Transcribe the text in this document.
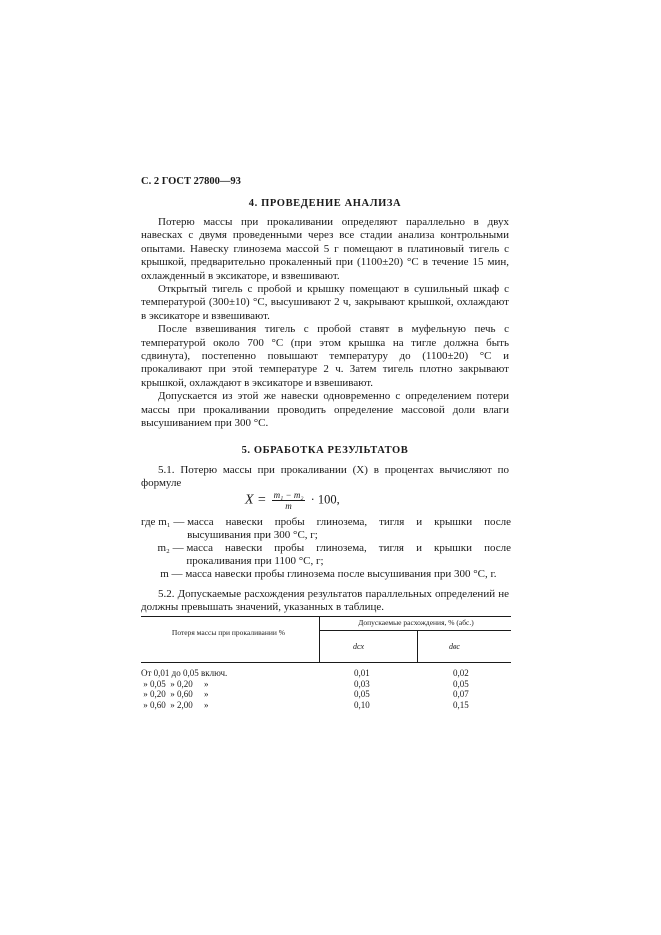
С. 2 ГОСТ 27800—93
4. ПРОВЕДЕНИЕ АНАЛИЗА

Потерю массы при прокаливании определяют параллельно в двух навесках с двумя проведенными через все стадии анализа контрольными опытами. Навеску глинозема массой 5 г помещают в платиновый тигель с крышкой, предварительно прокаленный при (1100±20) °С в течение 15 мин, охлажденный в эксикаторе, и взвешивают.

Открытый тигель с пробой и крышку помещают в сушильный шкаф с температурой (300±10) °С, высушивают 2 ч, закрывают крышкой, охлаждают в эксикаторе и взвешивают.

После взвешивания тигель с пробой ставят в муфельную печь с температурой около 700 °С (при этом крышка на тигле должна быть сдвинута), постепенно повышают температуру до (1100±20) °С и прокаливают при этой температуре 2 ч. Затем тигель плотно закрывают крышкой, охлаждают в эксикаторе и взвешивают.

Допускается из этой же навески одновременно с определением потери массы при прокаливании проводить определение массовой доли влаги высушиванием при 300 °С.

5. ОБРАБОТКА РЕЗУЛЬТАТОВ

5.1. Потерю массы при прокаливании (X) в процентах вычисляют по формуле

$X = \frac{\text{m₁ − m₂}}{m} \cdot 100$,
где m₁ — масса навески пробы глинозема, тигля и крышки после высушивания при 300 °С, г;
m₂ — масса навески пробы глинозема, тигля и крышки после прокаливания при 1100 °С, г;
m — масса навески пробы глинозема после высушивания при 300 °С, г.

5.2. Допускаемые расхождения результатов параллельных определений не должны превышать значений, указанных в таблице.

Потеря массы при прокаливании %
Допускаемые расхождения, % (абс.)
dсх	dвс
От 0,01 до 0,05 включ.	0,01	0,02
» 0,05  » 0,20     »	0,03	0,05
» 0,20  » 0,60     »	0,05	0,07
» 0,60  » 2,00     »	0,10	0,15
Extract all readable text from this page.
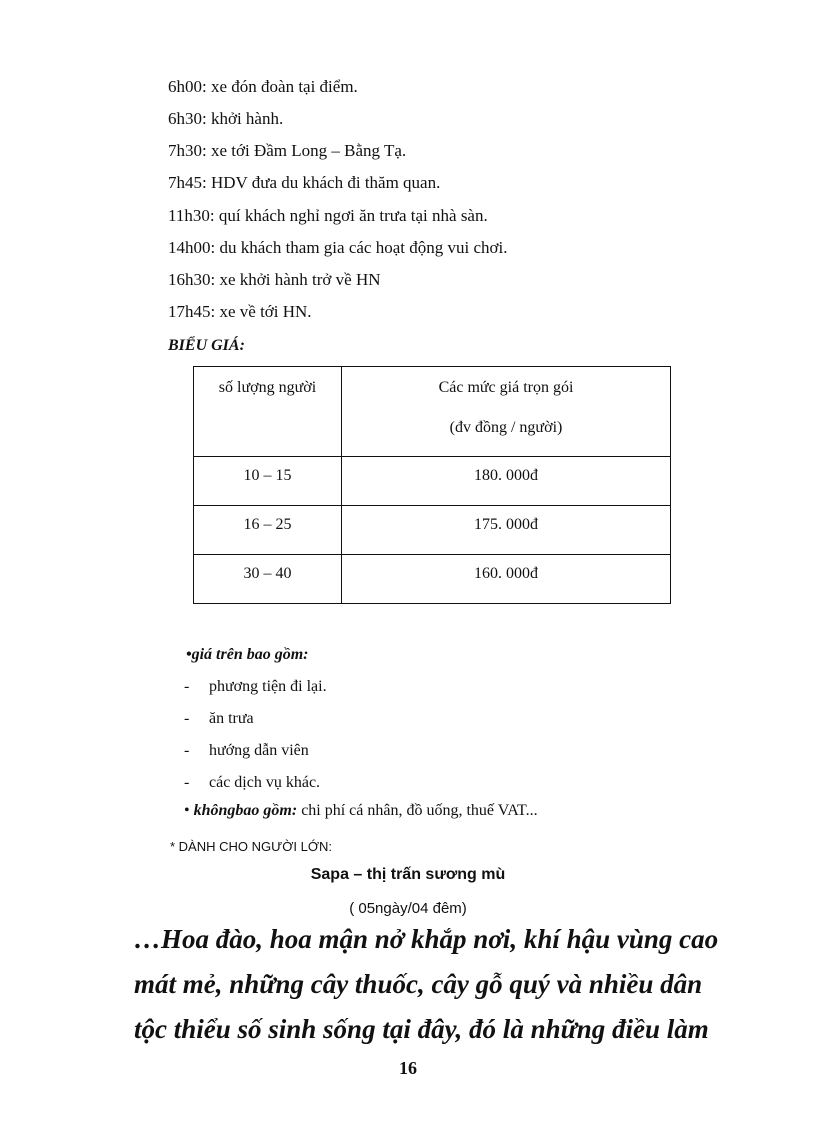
6h00: xe đón đoàn tại điểm.
6h30: khởi hành.
7h30: xe tới Đầm Long – Bằng Tạ.
7h45: HDV đưa du khách đi thăm quan.
11h30: quí khách nghỉ ngơi ăn trưa tại nhà sàn.
14h00: du khách tham gia các hoạt động vui chơi.
16h30: xe khởi hành trở về HN
17h45: xe về tới HN.
BIỂU GIÁ:
số lượng người	Các mức giá trọn gói
(đv đồng / người)

10 – 15	180. 000đ
16 – 25	175. 000đ
30 – 40	160. 000đ
•giá trên bao gồm:
- phương tiện đi lại.
- ăn trưa
- hướng dẫn viên
- các dịch vụ khác.
• khôngbao gồm: chi phí cá nhân, đồ uống, thuế VAT...
* DÀNH CHO NGƯỜI LỚN:
Sapa – thị trấn sương mù
( 05ngày/04 đêm)
…Hoa đào, hoa mận nở khắp nơi, khí hậu vùng cao
mát mẻ, những cây thuốc, cây gỗ quý và nhiều dân
tộc thiểu số sinh sống tại đây, đó là những điều làm
16
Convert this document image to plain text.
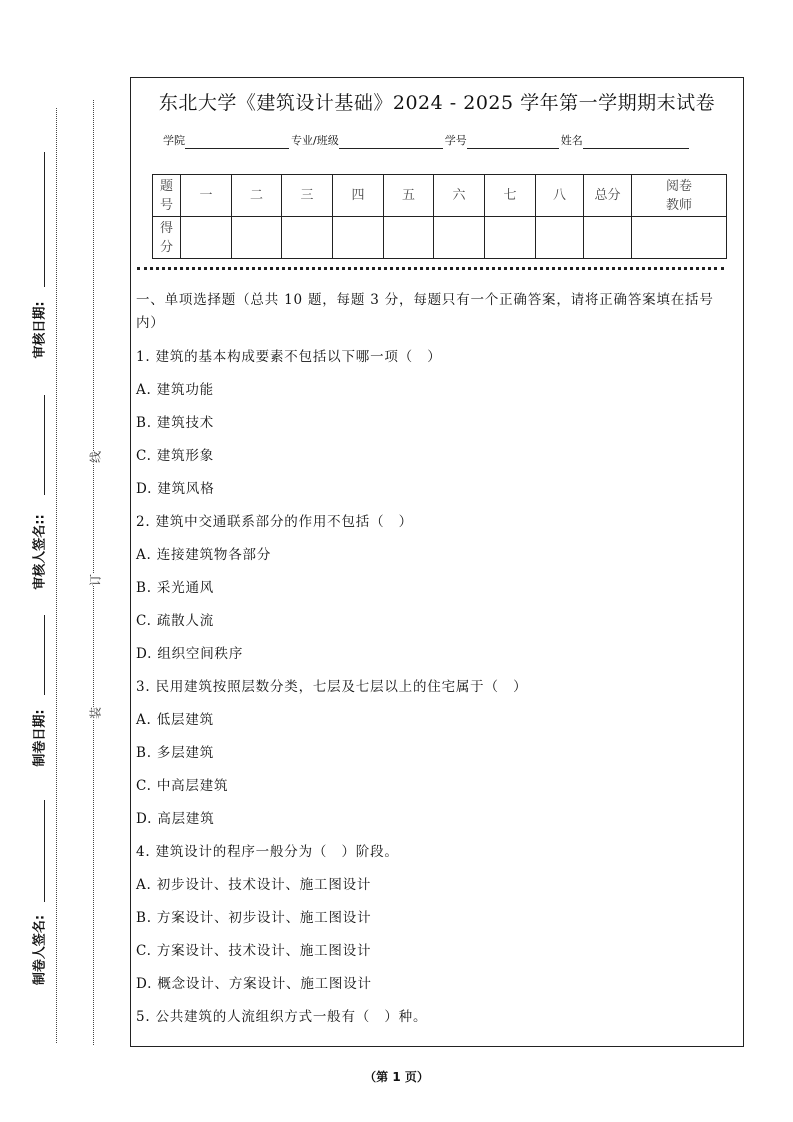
审核日期:
审核人签名::
制卷日期:
制卷人签名:
线
订
装
东北大学《建筑设计基础》2024 - 2025 学年第一学期期末试卷
学院	专业/班级	学号	姓名
题号	一	二	三	四	五	六	七	八	总分	阅卷教师

得分										

一、单项选择题（总共 10 题，每题 3 分，每题只有一个正确答案，请将正确答案填在括号内）
1. 建筑的基本构成要素不包括以下哪一项（　）
A. 建筑功能
B. 建筑技术
C. 建筑形象
D. 建筑风格
2. 建筑中交通联系部分的作用不包括（　）
A. 连接建筑物各部分
B. 采光通风
C. 疏散人流
D. 组织空间秩序
3. 民用建筑按照层数分类，七层及七层以上的住宅属于（　）
A. 低层建筑
B. 多层建筑
C. 中高层建筑
D. 高层建筑
4. 建筑设计的程序一般分为（　）阶段。
A. 初步设计、技术设计、施工图设计
B. 方案设计、初步设计、施工图设计
C. 方案设计、技术设计、施工图设计
D. 概念设计、方案设计、施工图设计
5. 公共建筑的人流组织方式一般有（　）种。
（第 1 页）
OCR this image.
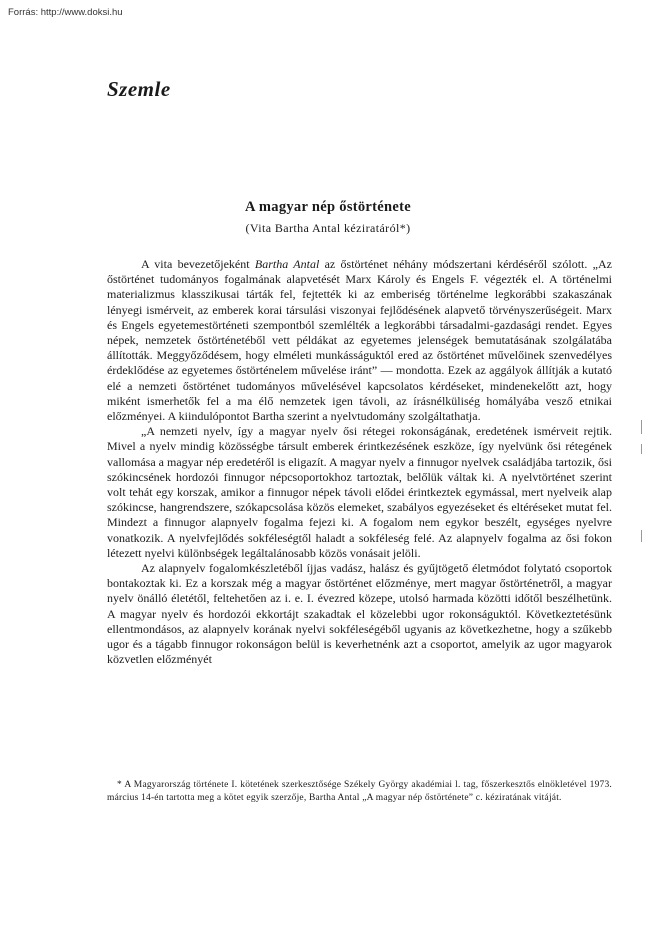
Forrás: http://www.doksi.hu
Szemle
A magyar nép őstörténete
(Vita Bartha Antal kéziratáról*)

A vita bevezetőjeként Bartha Antal az őstörténet néhány módszertani kérdéséről szólott. „Az őstörténet tudományos fogalmának alapvetését Marx Károly és Engels F. végezték el. A történelmi materializmus klasszikusai tárták fel, fejtették ki az emberiség történelme legkorábbi szakaszának lényegi ismérveit, az emberek korai társulási viszonyai fejlődésének alapvető törvényszerűségeit. Marx és Engels egyetemestörténeti szempontból szemlélték a legkorábbi társadalmi-gazdasági rendet. Egyes népek, nemzetek őstörténetéből vett példákat az egyetemes jelenségek bemutatásának szolgálatába állították. Meggyőződésem, hogy elméleti munkásságuktól ered az őstörténet művelőinek szenvedélyes érdeklődése az egyetemes őstörténelem művelése iránt” — mondotta. Ezek az aggályok állítják a kutató elé a nemzeti őstörténet tudományos művelésével kapcsolatos kérdéseket, mindenekelőtt azt, hogy miként ismerhetők fel a ma élő nemzetek igen távoli, az írásnélküliség homályába vesző etnikai előzményei. A kiindulópontot Bartha szerint a nyelvtudomány szolgáltathatja.

„A nemzeti nyelv, így a magyar nyelv ősi rétegei rokonságának, eredetének ismérveit rejtik. Mivel a nyelv mindig közösségbe társult emberek érintkezésének eszköze, így nyelvünk ősi rétegének vallomása a magyar nép eredetéről is eligazít. A magyar nyelv a finnugor nyelvek családjába tartozik, ősi szókincsének hordozói finnugor népcsoportokhoz tartoztak, belőlük váltak ki. A nyelvtörténet szerint volt tehát egy korszak, amikor a finnugor népek távoli elődei érintkeztek egymással, mert nyelveik alap szókincse, hangrendszere, szókapcsolása közös elemeket, szabályos egyezéseket és eltéréseket mutat fel. Mindezt a finnugor alapnyelv fogalma fejezi ki. A fogalom nem egykor beszélt, egységes nyelvre vonatkozik. A nyelvfejlődés sokféleségtől haladt a sokféleség felé. Az alapnyelv fogalma az ősi fokon létezett nyelvi különbségek legáltalánosabb közös vonásait jelöli.

Az alapnyelv fogalomkészletéből íjjas vadász, halász és gyűjtögető életmódot folytató csoportok bontakoztak ki. Ez a korszak még a magyar őstörténet előzménye, mert magyar őstörténetről, a magyar nyelv önálló életétől, feltehetően az i. e. I. évezred közepe, utolsó harmada közötti időtől beszélhetünk. A magyar nyelv és hordozói ekkortájt szakadtak el közelebbi ugor rokonságuktól. Következtetésünk ellentmondásos, az alapnyelv korának nyelvi sokféleségéből ugyanis az következhetne, hogy a szűkebb ugor és a tágabb finnugor rokonságon belül is keverhetnénk azt a csoportot, amelyik az ugor magyarok közvetlen előzményét

* A Magyarország története I. kötetének szerkesztősége Székely György akadémiai l. tag, főszerkesztős elnökletével 1973. március 14-én tartotta meg a kötet egyik szerzője, Bartha Antal „A magyar nép őstörténete” c. kéziratának vitáját.
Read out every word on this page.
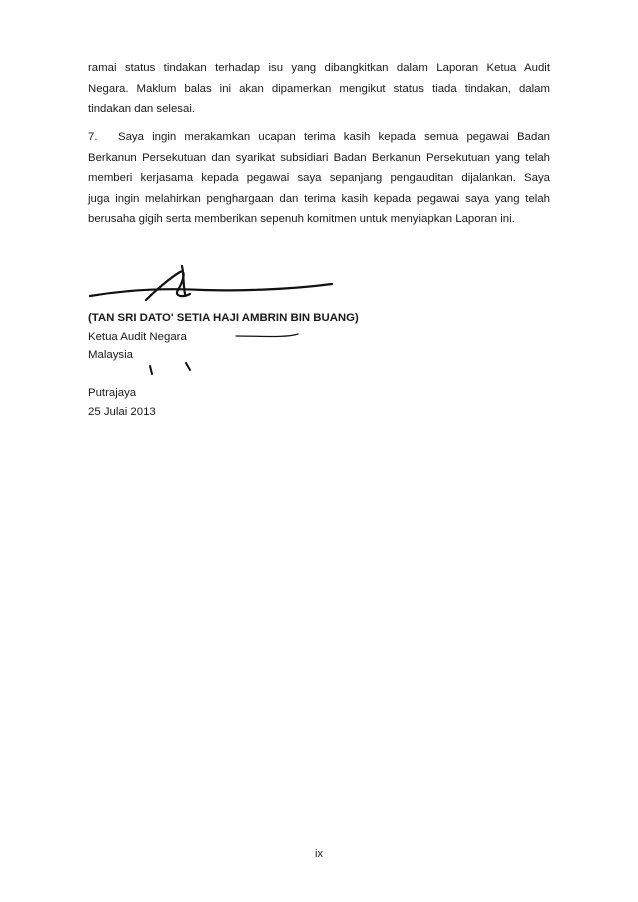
ramai status tindakan terhadap isu yang dibangkitkan dalam Laporan Ketua Audit
Negara. Maklum balas ini akan dipamerkan mengikut status tiada tindakan, dalam
tindakan dan selesai.

7. Saya ingin merakamkan ucapan terima kasih kepada semua pegawai Badan
Berkanun Persekutuan dan syarikat subsidiari Badan Berkanun Persekutuan yang telah
memberi kerjasama kepada pegawai saya sepanjang pengauditan dijalankan. Saya
juga ingin melahirkan penghargaan dan terima kasih kepada pegawai saya yang telah
berusaha gigih serta memberikan sepenuh komitmen untuk menyiapkan Laporan ini.

(TAN SRI DATO' SETIA HAJI AMBRIN BIN BUANG)
Ketua Audit Negara
Malaysia
Putrajaya
25 Julai 2013
ix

* _STATED EXERCISE_
Select the lines that carry the string "kasih" and copy them.

* _CORRECT OUTPUT_
7. Saya ingin merakamkan ucapan terima kasih kepada semua pegawai Badan
juga ingin melahirkan penghargaan dan terima kasih kepada pegawai saya yang telah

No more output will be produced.